## START
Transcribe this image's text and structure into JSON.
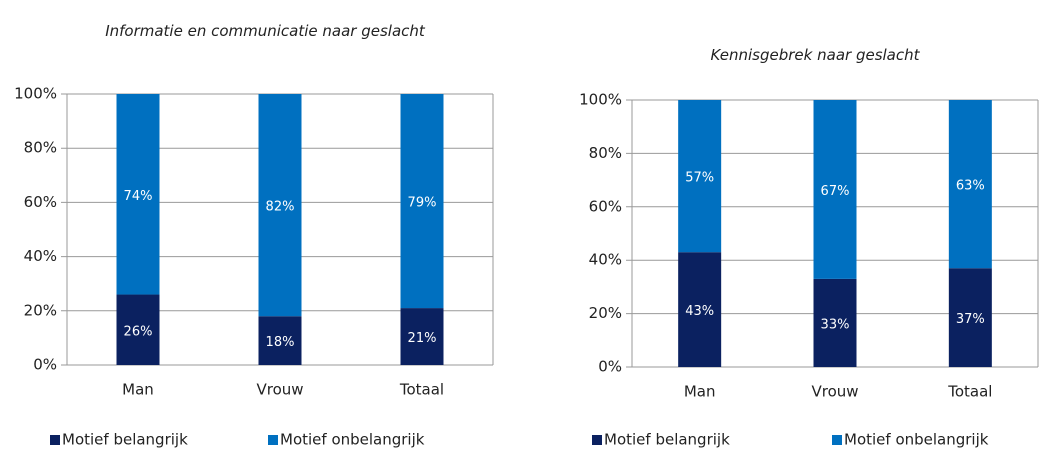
{
  "chart_data": [
    {
      "type": "stacked_bar",
      "title": "Informatie en communicatie naar geslacht",
      "categories": [
        "Man",
        "Vrouw",
        "Totaal"
      ],
      "series": [
        {
          "name": "Motief belangrijk",
          "color": "#0b2160",
          "values": [
            26,
            18,
            21
          ],
          "value_labels": [
            "26%",
            "18%",
            "21%"
          ]
        },
        {
          "name": "Motief onbelangrijk",
          "color": "#0070c0",
          "values": [
            74,
            82,
            79
          ],
          "value_labels": [
            "74%",
            "82%",
            "79%"
          ]
        }
      ],
      "ylim": [
        0,
        100
      ],
      "yticks": [
        {
          "value": 0,
          "label": "0%"
        },
        {
          "value": 20,
          "label": "20%"
        },
        {
          "value": 40,
          "label": "40%"
        },
        {
          "value": 60,
          "label": "60%"
        },
        {
          "value": 80,
          "label": "80%"
        },
        {
          "value": 100,
          "label": "100%"
        }
      ],
      "grid": true,
      "legend": "bottom"
    },
    {
      "type": "stacked_bar",
      "title": "Kennisgebrek naar geslacht",
      "categories": [
        "Man",
        "Vrouw",
        "Totaal"
      ],
      "series": [
        {
          "name": "Motief belangrijk",
          "color": "#0b2160",
          "values": [
            43,
            33,
            37
          ],
          "value_labels": [
            "43%",
            "33%",
            "37%"
          ]
        },
        {
          "name": "Motief onbelangrijk",
          "color": "#0070c0",
          "values": [
            57,
            67,
            63
          ],
          "value_labels": [
            "57%",
            "67%",
            "63%"
          ]
        }
      ],
      "ylim": [
        0,
        100
      ],
      "yticks": [
        {
          "value": 0,
          "label": "0%"
        },
        {
          "value": 20,
          "label": "20%"
        },
        {
          "value": 40,
          "label": "40%"
        },
        {
          "value": 60,
          "label": "60%"
        },
        {
          "value": 80,
          "label": "80%"
        },
        {
          "value": 100,
          "label": "100%"
        }
      ],
      "grid": true,
      "legend": "bottom"
    }
  ]
}
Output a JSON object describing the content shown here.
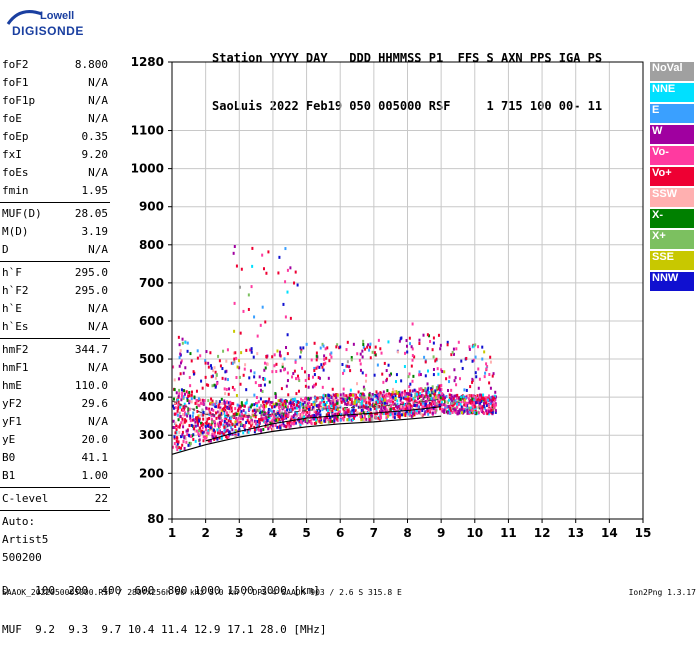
{
  "logo": {
    "line1": "Lowell",
    "line2": "DIGISONDE"
  },
  "header": {
    "line1": "Station YYYY DAY   DDD HHMMSS P1  FFS S AXN PPS IGA PS",
    "line2": "SaoLuis 2022 Feb19 050 005000 RSF     1 715 100 00- 11"
  },
  "params_a": [
    {
      "k": "foF2",
      "v": "8.800"
    },
    {
      "k": "foF1",
      "v": "N/A"
    },
    {
      "k": "foF1p",
      "v": "N/A"
    },
    {
      "k": "foE",
      "v": "N/A"
    },
    {
      "k": "foEp",
      "v": "0.35"
    },
    {
      "k": "fxI",
      "v": "9.20"
    },
    {
      "k": "foEs",
      "v": "N/A"
    },
    {
      "k": "fmin",
      "v": "1.95"
    }
  ],
  "params_b": [
    {
      "k": "MUF(D)",
      "v": "28.05"
    },
    {
      "k": "M(D)",
      "v": "3.19"
    },
    {
      "k": "D",
      "v": "N/A"
    }
  ],
  "params_c": [
    {
      "k": "h`F",
      "v": "295.0"
    },
    {
      "k": "h`F2",
      "v": "295.0"
    },
    {
      "k": "h`E",
      "v": "N/A"
    },
    {
      "k": "h`Es",
      "v": "N/A"
    }
  ],
  "params_d": [
    {
      "k": "hmF2",
      "v": "344.7"
    },
    {
      "k": "hmF1",
      "v": "N/A"
    },
    {
      "k": "hmE",
      "v": "110.0"
    },
    {
      "k": "yF2",
      "v": "29.6"
    },
    {
      "k": "yF1",
      "v": "N/A"
    },
    {
      "k": "yE",
      "v": "20.0"
    },
    {
      "k": "B0",
      "v": "41.1"
    },
    {
      "k": "B1",
      "v": "1.00"
    }
  ],
  "params_e": [
    {
      "k": "C-level",
      "v": "22"
    }
  ],
  "auto": {
    "l1": "Auto:",
    "l2": "Artist5",
    "l3": "500200"
  },
  "legend": [
    {
      "label": "NoVal",
      "color": "#a0a0a0"
    },
    {
      "label": "NNE",
      "color": "#00e0ff"
    },
    {
      "label": "E",
      "color": "#3aa0ff"
    },
    {
      "label": "W",
      "color": "#a000a0"
    },
    {
      "label": "Vo-",
      "color": "#ff3aa0"
    },
    {
      "label": "Vo+",
      "color": "#ee0033"
    },
    {
      "label": "SSW",
      "color": "#ffb0b0"
    },
    {
      "label": "X-",
      "color": "#008000"
    },
    {
      "label": "X+",
      "color": "#7cc060"
    },
    {
      "label": "SSE",
      "color": "#c8c800"
    },
    {
      "label": "NNW",
      "color": "#1010d0"
    }
  ],
  "footer": {
    "d_line": "D    100  200  400  600  800 1000 1500 3000 [km]",
    "muf_line": "MUF  9.2  9.3  9.7 10.4 11.4 12.9 17.1 28.0 [MHz]",
    "file_line": "SAAOK_2022050005000.RSF / 280fx256h 50 kHz 5.0 km / DPS-4 SAAOK 903 / 2.6 S 315.8 E",
    "version": "Ion2Png 1.3.17"
  },
  "chart_data": {
    "type": "scatter",
    "xlim": [
      1,
      15
    ],
    "ylim": [
      80,
      1280
    ],
    "x_ticks": [
      1,
      2,
      3,
      4,
      5,
      6,
      7,
      8,
      9,
      10,
      11,
      12,
      13,
      14,
      15
    ],
    "y_ticks": [
      80,
      200,
      300,
      400,
      500,
      600,
      700,
      800,
      900,
      1000,
      1100,
      1280
    ],
    "grid": true,
    "x_tick_labels": [
      "1",
      "2",
      "3",
      "4",
      "5",
      "6",
      "7",
      "8",
      "9",
      "10",
      "11",
      "12",
      "13",
      "14",
      "15"
    ],
    "y_tick_labels": [
      "80",
      "200",
      "300",
      "400",
      "500",
      "600",
      "700",
      "800",
      "900",
      "1000",
      "1100",
      "1280"
    ],
    "trace_lower": {
      "x": [
        1.0,
        2.0,
        3.0,
        4.0,
        5.0,
        6.0,
        7.0,
        8.0,
        9.0
      ],
      "y": [
        250,
        275,
        295,
        310,
        322,
        330,
        335,
        342,
        350
      ]
    },
    "trace_upper": {
      "x": [
        1.0,
        2.0,
        3.0,
        4.0,
        5.0,
        6.0,
        7.0,
        8.0,
        9.0
      ],
      "y": [
        390,
        355,
        350,
        355,
        365,
        372,
        375,
        382,
        395
      ]
    },
    "trace_mid": {
      "x": [
        2.0,
        3.0,
        4.0,
        5.0,
        6.0,
        7.0,
        8.0,
        9.0
      ],
      "y": [
        285,
        310,
        330,
        345,
        352,
        358,
        365,
        375
      ]
    }
  }
}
## END
### [STATED TASK]
Omit pictures; set down the rest of the material word for word.

### [ANSWER TO THIS EXERCISE]
Transcribe this image's text and structure into JSON.
{
  "chart_data": [
    {
      "type": "stacked_bar",
      "title": "Informatie en communicatie naar geslacht",
      "categories": [
        "Man",
        "Vrouw",
        "Totaal"
      ],
      "series": [
        {
          "name": "Motief belangrijk",
          "color": "#0b2160",
          "values": [
            26,
            18,
            21
          ],
          "value_labels": [
            "26%",
            "18%",
            "21%"
          ]
        },
        {
          "name": "Motief onbelangrijk",
          "color": "#0070c0",
          "values": [
            74,
            82,
            79
          ],
          "value_labels": [
            "74%",
            "82%",
            "79%"
          ]
        }
      ],
      "ylim": [
        0,
        100
      ],
      "yticks": [
        {
          "value": 0,
          "label": "0%"
        },
        {
          "value": 20,
          "label": "20%"
        },
        {
          "value": 40,
          "label": "40%"
        },
        {
          "value": 60,
          "label": "60%"
        },
        {
          "value": 80,
          "label": "80%"
        },
        {
          "value": 100,
          "label": "100%"
        }
      ],
      "grid": true,
      "legend": "bottom"
    },
    {
      "type": "stacked_bar",
      "title": "Kennisgebrek naar geslacht",
      "categories": [
        "Man",
        "Vrouw",
        "Totaal"
      ],
      "series": [
        {
          "name": "Motief belangrijk",
          "color": "#0b2160",
          "values": [
            43,
            33,
            37
          ],
          "value_labels": [
            "43%",
            "33%",
            "37%"
          ]
        },
        {
          "name": "Motief onbelangrijk",
          "color": "#0070c0",
          "values": [
            57,
            67,
            63
          ],
          "value_labels": [
            "57%",
            "67%",
            "63%"
          ]
        }
      ],
      "ylim": [
        0,
        100
      ],
      "yticks": [
        {
          "value": 0,
          "label": "0%"
        },
        {
          "value": 20,
          "label": "20%"
        },
        {
          "value": 40,
          "label": "40%"
        },
        {
          "value": 60,
          "label": "60%"
        },
        {
          "value": 80,
          "label": "80%"
        },
        {
          "value": 100,
          "label": "100%"
        }
      ],
      "grid": true,
      "legend": "bottom"
    }
  ]
}
Output a JSON object describing the content shown here.
{
  "logo": {
    "line1": "Lowell",
    "line2": "DIGISONDE"
  },
  "header": {
    "line1": "Station YYYY DAY   DDD HHMMSS P1  FFS S AXN PPS IGA PS",
    "line2": "SaoLuis 2022 Feb19 050 005000 RSF     1 715 100 00- 11"
  },
  "params_a": [
    {
      "k": "foF2",
      "v": "8.800"
    },
    {
      "k": "foF1",
      "v": "N/A"
    },
    {
      "k": "foF1p",
      "v": "N/A"
    },
    {
      "k": "foE",
      "v": "N/A"
    },
    {
      "k": "foEp",
      "v": "0.35"
    },
    {
      "k": "fxI",
      "v": "9.20"
    },
    {
      "k": "foEs",
      "v": "N/A"
    },
    {
      "k": "fmin",
      "v": "1.95"
    }
  ],
  "params_b": [
    {
      "k": "MUF(D)",
      "v": "28.05"
    },
    {
      "k": "M(D)",
      "v": "3.19"
    },
    {
      "k": "D",
      "v": "N/A"
    }
  ],
  "params_c": [
    {
      "k": "h`F",
      "v": "295.0"
    },
    {
      "k": "h`F2",
      "v": "295.0"
    },
    {
      "k": "h`E",
      "v": "N/A"
    },
    {
      "k": "h`Es",
      "v": "N/A"
    }
  ],
  "params_d": [
    {
      "k": "hmF2",
      "v": "344.7"
    },
    {
      "k": "hmF1",
      "v": "N/A"
    },
    {
      "k": "hmE",
      "v": "110.0"
    },
    {
      "k": "yF2",
      "v": "29.6"
    },
    {
      "k": "yF1",
      "v": "N/A"
    },
    {
      "k": "yE",
      "v": "20.0"
    },
    {
      "k": "B0",
      "v": "41.1"
    },
    {
      "k": "B1",
      "v": "1.00"
    }
  ],
  "params_e": [
    {
      "k": "C-level",
      "v": "22"
    }
  ],
  "auto": {
    "l1": "Auto:",
    "l2": "Artist5",
    "l3": "500200"
  },
  "legend": [
    {
      "label": "NoVal",
      "color": "#a0a0a0"
    },
    {
      "label": "NNE",
      "color": "#00e0ff"
    },
    {
      "label": "E",
      "color": "#3aa0ff"
    },
    {
      "label": "W",
      "color": "#a000a0"
    },
    {
      "label": "Vo-",
      "color": "#ff3aa0"
    },
    {
      "label": "Vo+",
      "color": "#ee0033"
    },
    {
      "label": "SSW",
      "color": "#ffb0b0"
    },
    {
      "label": "X-",
      "color": "#008000"
    },
    {
      "label": "X+",
      "color": "#7cc060"
    },
    {
      "label": "SSE",
      "color": "#c8c800"
    },
    {
      "label": "NNW",
      "color": "#1010d0"
    }
  ],
  "footer": {
    "d_line": "D    100  200  400  600  800 1000 1500 3000 [km]",
    "muf_line": "MUF  9.2  9.3  9.7 10.4 11.4 12.9 17.1 28.0 [MHz]",
    "file_line": "SAAOK_2022050005000.RSF / 280fx256h 50 kHz 5.0 km / DPS-4 SAAOK 903 / 2.6 S 315.8 E",
    "version": "Ion2Png 1.3.17"
  },
  "chart_data": {
    "type": "scatter",
    "xlim": [
      1,
      15
    ],
    "ylim": [
      80,
      1280
    ],
    "x_ticks": [
      1,
      2,
      3,
      4,
      5,
      6,
      7,
      8,
      9,
      10,
      11,
      12,
      13,
      14,
      15
    ],
    "y_ticks": [
      80,
      200,
      300,
      400,
      500,
      600,
      700,
      800,
      900,
      1000,
      1100,
      1280
    ],
    "grid": true,
    "x_tick_labels": [
      "1",
      "2",
      "3",
      "4",
      "5",
      "6",
      "7",
      "8",
      "9",
      "10",
      "11",
      "12",
      "13",
      "14",
      "15"
    ],
    "y_tick_labels": [
      "80",
      "200",
      "300",
      "400",
      "500",
      "600",
      "700",
      "800",
      "900",
      "1000",
      "1100",
      "1280"
    ],
    "trace_lower": {
      "x": [
        1.0,
        2.0,
        3.0,
        4.0,
        5.0,
        6.0,
        7.0,
        8.0,
        9.0
      ],
      "y": [
        250,
        275,
        295,
        310,
        322,
        330,
        335,
        342,
        350
      ]
    },
    "trace_upper": {
      "x": [
        1.0,
        2.0,
        3.0,
        4.0,
        5.0,
        6.0,
        7.0,
        8.0,
        9.0
      ],
      "y": [
        390,
        355,
        350,
        355,
        365,
        372,
        375,
        382,
        395
      ]
    },
    "trace_mid": {
      "x": [
        2.0,
        3.0,
        4.0,
        5.0,
        6.0,
        7.0,
        8.0,
        9.0
      ],
      "y": [
        285,
        310,
        330,
        345,
        352,
        358,
        365,
        375
      ]
    }
  }
}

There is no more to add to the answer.